◆ Objective
Repeat the listing in full, word for word.

◆ Data excerpts
=======

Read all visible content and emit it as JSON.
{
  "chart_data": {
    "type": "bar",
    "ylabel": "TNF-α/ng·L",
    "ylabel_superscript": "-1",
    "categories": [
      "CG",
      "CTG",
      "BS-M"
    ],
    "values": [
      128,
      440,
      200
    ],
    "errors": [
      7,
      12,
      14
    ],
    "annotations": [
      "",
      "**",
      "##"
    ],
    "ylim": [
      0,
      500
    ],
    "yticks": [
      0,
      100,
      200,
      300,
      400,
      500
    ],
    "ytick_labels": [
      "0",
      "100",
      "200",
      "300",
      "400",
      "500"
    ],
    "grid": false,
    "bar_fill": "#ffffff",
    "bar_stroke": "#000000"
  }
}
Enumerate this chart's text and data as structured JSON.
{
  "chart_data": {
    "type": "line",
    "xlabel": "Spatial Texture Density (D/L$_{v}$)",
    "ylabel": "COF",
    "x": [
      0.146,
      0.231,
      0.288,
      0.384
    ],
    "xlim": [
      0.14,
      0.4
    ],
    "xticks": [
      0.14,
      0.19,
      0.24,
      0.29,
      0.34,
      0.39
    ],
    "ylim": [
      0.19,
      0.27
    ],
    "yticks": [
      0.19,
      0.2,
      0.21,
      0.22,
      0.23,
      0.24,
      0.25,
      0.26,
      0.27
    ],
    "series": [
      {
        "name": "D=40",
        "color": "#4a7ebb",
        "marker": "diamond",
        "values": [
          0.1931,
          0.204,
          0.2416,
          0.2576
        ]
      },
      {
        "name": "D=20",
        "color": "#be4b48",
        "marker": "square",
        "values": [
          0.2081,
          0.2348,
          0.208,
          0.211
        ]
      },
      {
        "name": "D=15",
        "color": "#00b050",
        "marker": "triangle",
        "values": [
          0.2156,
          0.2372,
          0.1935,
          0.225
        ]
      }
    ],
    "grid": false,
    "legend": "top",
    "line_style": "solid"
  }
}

=======

◆ Result for this task
Read all visible content and emit it as JSON.
{
  "chart_data": {
    "type": "bar",
    "ylabel": "TNF-α/ng·L",
    "ylabel_superscript": "-1",
    "categories": [
      "CG",
      "CTG",
      "BS-M"
    ],
    "values": [
      128,
      440,
      200
    ],
    "errors": [
      7,
      12,
      14
    ],
    "annotations": [
      "",
      "**",
      "##"
    ],
    "ylim": [
      0,
      500
    ],
    "yticks": [
      0,
      100,
      200,
      300,
      400,
      500
    ],
    "ytick_labels": [
      "0",
      "100",
      "200",
      "300",
      "400",
      "500"
    ],
    "grid": false,
    "bar_fill": "#ffffff",
    "bar_stroke": "#000000"
  }
}
Enumerate this chart's text and data as structured JSON.
{
  "chart_data": {
    "type": "line",
    "xlabel": "Spatial Texture Density (D/L$_{v}$)",
    "ylabel": "COF",
    "x": [
      0.146,
      0.231,
      0.288,
      0.384
    ],
    "xlim": [
      0.14,
      0.4
    ],
    "xticks": [
      0.14,
      0.19,
      0.24,
      0.29,
      0.34,
      0.39
    ],
    "ylim": [
      0.19,
      0.27
    ],
    "yticks": [
      0.19,
      0.2,
      0.21,
      0.22,
      0.23,
      0.24,
      0.25,
      0.26,
      0.27
    ],
    "series": [
      {
        "name": "D=40",
        "color": "#4a7ebb",
        "marker": "diamond",
        "values": [
          0.1931,
          0.204,
          0.2416,
          0.2576
        ]
      },
      {
        "name": "D=20",
        "color": "#be4b48",
        "marker": "square",
        "values": [
          0.2081,
          0.2348,
          0.208,
          0.211
        ]
      },
      {
        "name": "D=15",
        "color": "#00b050",
        "marker": "triangle",
        "values": [
          0.2156,
          0.2372,
          0.1935,
          0.225
        ]
      }
    ],
    "grid": false,
    "legend": "top",
    "line_style": "solid"
  }
}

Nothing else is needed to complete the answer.